* [記事]
* * * * *
日本科学未来館見学

5日までで会期が終了する企画展「65億人のサバイバル」と、今日で終わる専修大学ネットワーク情報学部有志学生展「コウサ展」を見るために、日本科学未来館へ行ってきました。
見た順序で記録します。

ASIMO

昔、うちの日記でちょこちょこASIMOネタをやっていましたが(アテネ五輪の頃だったかな)、まあ、ASIMOは大好きです。未来館に行くと必ず見たいのが彼(性別はないか)。あの独特の歩き方がすごい好きなんです。
今日行ってみたら、何か前に見たよりも小型化しているような気がしたんですが、気のせいでしょうか? はてさて。相変わらず、なめらかに動きますし、階段だって上り下りできて優秀ですよね。一人いてくれたら、愉しいかもなあ。

「コウサ展」
* * * * *
* [課題 1]
記事の筆者が日本科学未来館へ行った理由を、一〜三文で説明せよ。
* [課題 2]
記事によると、「コウサ展」はだれによる展示か。
このあとの資料は記事とは関係がない。

* [抽出データ]
* * * * *
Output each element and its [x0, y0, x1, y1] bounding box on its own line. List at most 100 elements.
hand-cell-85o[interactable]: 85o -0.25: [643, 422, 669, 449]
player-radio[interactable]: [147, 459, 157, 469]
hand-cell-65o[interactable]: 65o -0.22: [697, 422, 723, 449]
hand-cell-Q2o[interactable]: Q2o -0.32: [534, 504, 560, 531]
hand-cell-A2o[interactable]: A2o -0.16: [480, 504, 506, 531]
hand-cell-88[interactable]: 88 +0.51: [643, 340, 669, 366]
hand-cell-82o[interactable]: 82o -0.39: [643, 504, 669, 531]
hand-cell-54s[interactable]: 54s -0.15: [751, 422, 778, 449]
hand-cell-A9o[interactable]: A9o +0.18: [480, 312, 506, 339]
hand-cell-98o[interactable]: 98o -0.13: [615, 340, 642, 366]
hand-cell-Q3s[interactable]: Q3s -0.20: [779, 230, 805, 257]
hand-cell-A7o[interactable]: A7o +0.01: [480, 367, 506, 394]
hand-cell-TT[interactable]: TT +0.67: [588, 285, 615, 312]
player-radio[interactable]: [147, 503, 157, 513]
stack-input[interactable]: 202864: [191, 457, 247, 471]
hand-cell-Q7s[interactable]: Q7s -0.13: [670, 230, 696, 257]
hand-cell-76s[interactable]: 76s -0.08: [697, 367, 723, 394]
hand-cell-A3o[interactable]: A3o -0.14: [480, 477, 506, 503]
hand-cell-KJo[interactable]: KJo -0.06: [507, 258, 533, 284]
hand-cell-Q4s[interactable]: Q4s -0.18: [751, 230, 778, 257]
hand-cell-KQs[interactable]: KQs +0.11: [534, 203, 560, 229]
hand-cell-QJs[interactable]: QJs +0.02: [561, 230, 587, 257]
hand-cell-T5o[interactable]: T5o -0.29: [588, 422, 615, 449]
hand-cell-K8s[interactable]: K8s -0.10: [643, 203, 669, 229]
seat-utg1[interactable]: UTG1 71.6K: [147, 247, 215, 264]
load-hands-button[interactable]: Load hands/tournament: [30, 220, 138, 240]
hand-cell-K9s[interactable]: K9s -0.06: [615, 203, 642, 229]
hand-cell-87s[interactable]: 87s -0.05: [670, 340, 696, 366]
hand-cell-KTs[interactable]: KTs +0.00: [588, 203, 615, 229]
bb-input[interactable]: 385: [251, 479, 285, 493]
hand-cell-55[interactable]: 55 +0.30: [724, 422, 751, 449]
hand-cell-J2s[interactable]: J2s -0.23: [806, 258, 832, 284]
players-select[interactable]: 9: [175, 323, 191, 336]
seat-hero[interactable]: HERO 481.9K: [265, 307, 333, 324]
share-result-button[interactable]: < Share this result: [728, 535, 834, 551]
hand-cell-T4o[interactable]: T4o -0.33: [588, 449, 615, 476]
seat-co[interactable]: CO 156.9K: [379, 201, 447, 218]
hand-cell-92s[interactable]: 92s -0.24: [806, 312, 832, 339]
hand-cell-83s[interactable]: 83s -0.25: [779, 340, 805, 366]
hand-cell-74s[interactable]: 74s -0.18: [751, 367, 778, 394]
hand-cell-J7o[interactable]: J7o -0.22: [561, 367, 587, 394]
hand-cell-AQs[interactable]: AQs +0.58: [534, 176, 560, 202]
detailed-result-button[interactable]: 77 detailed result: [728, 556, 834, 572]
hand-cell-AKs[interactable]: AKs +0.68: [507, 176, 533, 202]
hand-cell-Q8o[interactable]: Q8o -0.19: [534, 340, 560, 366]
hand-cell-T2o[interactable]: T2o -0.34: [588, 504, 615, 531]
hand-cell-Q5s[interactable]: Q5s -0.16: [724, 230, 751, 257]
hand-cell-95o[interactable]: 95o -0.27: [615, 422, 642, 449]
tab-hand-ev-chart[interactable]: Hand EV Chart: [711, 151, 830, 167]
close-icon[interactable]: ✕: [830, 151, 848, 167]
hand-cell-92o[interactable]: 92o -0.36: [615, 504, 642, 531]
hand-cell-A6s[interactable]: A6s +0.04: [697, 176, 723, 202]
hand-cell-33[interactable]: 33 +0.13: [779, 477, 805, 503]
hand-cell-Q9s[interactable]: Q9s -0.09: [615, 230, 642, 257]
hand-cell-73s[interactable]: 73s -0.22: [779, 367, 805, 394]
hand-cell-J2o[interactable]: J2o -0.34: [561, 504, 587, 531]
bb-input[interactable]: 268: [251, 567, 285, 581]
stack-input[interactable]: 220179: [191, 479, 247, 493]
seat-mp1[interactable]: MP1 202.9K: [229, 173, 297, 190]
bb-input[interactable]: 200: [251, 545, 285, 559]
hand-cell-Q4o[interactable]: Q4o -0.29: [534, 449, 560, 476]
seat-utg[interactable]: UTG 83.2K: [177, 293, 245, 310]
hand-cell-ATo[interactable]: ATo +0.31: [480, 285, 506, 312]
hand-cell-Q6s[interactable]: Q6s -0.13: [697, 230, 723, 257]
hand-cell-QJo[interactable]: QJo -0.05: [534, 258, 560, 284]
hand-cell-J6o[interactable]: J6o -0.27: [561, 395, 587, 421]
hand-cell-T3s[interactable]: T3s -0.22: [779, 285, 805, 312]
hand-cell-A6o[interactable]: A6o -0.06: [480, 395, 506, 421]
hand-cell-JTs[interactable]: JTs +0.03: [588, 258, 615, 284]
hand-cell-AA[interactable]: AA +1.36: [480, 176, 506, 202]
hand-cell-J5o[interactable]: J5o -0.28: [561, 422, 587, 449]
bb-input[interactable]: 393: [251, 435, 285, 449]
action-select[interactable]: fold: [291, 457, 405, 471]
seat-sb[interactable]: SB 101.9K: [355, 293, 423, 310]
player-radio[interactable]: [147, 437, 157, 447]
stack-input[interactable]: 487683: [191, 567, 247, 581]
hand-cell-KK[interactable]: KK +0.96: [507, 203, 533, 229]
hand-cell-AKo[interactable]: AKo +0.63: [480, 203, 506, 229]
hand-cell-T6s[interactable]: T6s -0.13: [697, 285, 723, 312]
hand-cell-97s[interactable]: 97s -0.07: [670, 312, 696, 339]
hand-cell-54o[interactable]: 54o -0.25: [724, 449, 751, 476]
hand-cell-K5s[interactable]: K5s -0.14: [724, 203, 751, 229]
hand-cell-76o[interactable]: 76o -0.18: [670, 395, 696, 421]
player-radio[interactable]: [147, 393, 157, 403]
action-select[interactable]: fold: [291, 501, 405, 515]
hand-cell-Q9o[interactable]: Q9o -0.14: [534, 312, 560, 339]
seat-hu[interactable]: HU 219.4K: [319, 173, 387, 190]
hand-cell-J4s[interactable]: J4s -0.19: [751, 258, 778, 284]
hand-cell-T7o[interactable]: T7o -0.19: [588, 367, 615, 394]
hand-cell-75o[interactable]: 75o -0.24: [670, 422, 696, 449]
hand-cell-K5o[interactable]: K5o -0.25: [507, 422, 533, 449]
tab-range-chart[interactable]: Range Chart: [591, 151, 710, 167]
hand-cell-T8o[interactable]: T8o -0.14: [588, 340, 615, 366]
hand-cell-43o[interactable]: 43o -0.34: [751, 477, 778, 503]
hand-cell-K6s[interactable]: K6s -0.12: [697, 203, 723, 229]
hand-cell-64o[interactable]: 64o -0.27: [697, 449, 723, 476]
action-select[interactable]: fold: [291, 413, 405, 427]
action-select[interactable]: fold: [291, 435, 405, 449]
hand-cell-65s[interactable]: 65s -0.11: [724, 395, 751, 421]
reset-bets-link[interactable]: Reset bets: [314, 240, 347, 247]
* * * * *
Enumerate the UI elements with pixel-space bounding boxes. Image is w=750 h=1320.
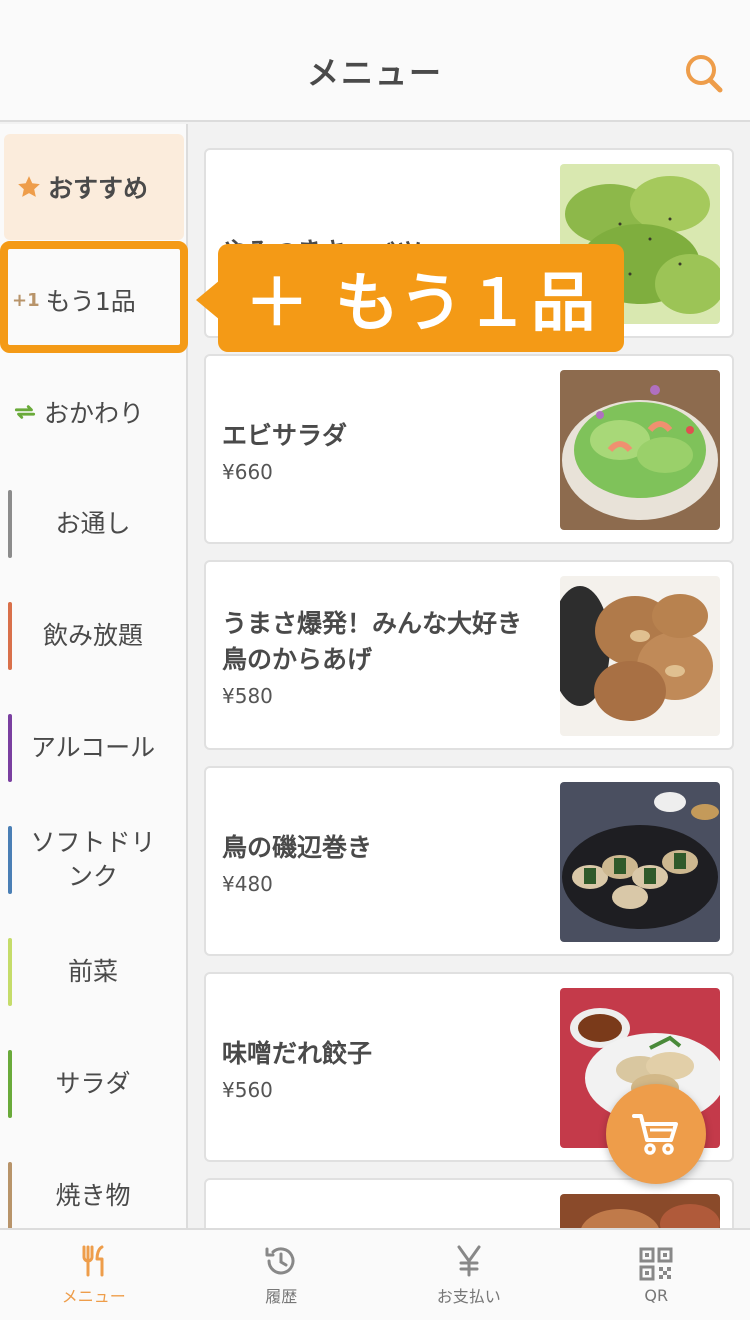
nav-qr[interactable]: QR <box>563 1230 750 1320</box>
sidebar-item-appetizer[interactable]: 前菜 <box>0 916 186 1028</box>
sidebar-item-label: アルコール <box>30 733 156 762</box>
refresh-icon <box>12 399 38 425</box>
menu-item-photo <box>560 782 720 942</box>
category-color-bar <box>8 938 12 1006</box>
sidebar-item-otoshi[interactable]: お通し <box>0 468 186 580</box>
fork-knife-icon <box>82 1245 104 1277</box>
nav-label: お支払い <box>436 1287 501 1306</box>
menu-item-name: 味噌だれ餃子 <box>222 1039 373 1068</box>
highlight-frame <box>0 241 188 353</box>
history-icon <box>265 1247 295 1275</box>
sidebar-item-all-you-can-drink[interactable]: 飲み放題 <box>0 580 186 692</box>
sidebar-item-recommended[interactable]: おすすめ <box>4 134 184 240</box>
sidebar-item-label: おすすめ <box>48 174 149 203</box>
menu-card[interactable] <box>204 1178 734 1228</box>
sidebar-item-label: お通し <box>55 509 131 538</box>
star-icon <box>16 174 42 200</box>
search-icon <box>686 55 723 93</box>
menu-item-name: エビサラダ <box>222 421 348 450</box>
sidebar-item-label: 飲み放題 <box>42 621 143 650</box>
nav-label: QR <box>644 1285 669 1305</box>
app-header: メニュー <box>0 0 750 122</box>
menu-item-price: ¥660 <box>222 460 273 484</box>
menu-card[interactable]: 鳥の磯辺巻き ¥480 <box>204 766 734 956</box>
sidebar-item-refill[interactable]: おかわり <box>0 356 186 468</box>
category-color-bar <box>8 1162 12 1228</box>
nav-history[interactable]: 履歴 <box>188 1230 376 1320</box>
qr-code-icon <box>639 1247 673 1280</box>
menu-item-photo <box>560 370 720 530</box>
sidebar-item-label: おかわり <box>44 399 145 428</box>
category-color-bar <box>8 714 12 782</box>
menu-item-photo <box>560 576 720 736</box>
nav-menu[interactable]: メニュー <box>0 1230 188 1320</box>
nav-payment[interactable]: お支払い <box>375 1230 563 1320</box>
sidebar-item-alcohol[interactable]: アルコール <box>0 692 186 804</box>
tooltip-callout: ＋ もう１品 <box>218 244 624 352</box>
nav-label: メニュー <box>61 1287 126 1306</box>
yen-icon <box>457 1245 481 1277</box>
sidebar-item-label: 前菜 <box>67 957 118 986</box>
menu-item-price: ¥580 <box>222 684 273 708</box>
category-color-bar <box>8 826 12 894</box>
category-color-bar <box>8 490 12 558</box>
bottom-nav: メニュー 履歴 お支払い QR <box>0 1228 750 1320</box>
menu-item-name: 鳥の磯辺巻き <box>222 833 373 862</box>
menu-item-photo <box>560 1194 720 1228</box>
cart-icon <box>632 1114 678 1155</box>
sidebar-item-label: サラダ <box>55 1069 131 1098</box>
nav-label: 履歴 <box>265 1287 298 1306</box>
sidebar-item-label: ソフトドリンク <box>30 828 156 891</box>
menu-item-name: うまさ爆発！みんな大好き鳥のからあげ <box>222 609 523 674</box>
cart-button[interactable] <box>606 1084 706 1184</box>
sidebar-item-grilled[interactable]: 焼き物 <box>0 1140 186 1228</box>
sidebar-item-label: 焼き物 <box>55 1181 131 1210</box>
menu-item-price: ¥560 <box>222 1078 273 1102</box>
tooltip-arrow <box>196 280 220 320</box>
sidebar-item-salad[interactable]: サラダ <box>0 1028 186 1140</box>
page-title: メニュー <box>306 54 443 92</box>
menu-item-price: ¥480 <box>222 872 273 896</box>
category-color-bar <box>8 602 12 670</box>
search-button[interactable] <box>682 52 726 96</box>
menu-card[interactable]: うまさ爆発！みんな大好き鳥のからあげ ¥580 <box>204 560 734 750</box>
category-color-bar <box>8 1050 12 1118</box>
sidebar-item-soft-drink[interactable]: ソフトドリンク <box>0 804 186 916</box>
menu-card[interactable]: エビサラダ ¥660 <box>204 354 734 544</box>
* * * * *
* [正解 1]
5日までで会期が終わる企画展「65億人のサバイバル」と、その日で終わる専修大学ネットワーク情報学部有志学生展「コウサ展」を見るためである。

* [正解 2]
専修大学ネットワーク情報学部の有志学生。